== Assignment ==
Provide nothing except how many lines of the data contain the word "edema".

Page content transcription data
--- START ---

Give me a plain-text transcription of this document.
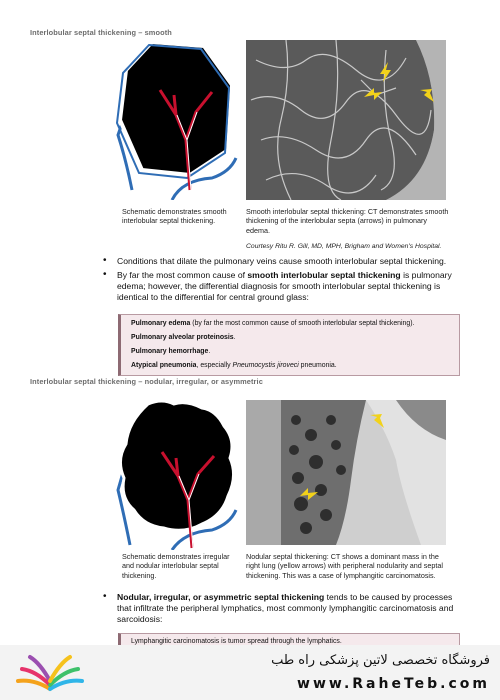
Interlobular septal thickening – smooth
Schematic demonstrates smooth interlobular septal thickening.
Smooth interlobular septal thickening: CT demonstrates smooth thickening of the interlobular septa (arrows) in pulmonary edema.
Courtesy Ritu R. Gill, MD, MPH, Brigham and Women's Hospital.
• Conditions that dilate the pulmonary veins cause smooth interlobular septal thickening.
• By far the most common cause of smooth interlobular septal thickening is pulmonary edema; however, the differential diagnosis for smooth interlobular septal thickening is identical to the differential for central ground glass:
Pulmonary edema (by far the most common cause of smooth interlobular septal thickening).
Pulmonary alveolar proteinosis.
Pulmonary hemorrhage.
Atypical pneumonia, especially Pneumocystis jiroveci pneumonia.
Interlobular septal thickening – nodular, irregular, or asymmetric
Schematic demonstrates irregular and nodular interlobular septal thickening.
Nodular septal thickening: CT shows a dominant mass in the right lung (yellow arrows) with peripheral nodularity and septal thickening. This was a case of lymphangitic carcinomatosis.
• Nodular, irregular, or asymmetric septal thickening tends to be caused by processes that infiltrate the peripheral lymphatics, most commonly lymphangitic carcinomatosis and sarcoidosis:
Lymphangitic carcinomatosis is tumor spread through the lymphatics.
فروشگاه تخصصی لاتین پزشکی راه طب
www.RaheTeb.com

--- END ---

== Exercise output ==
3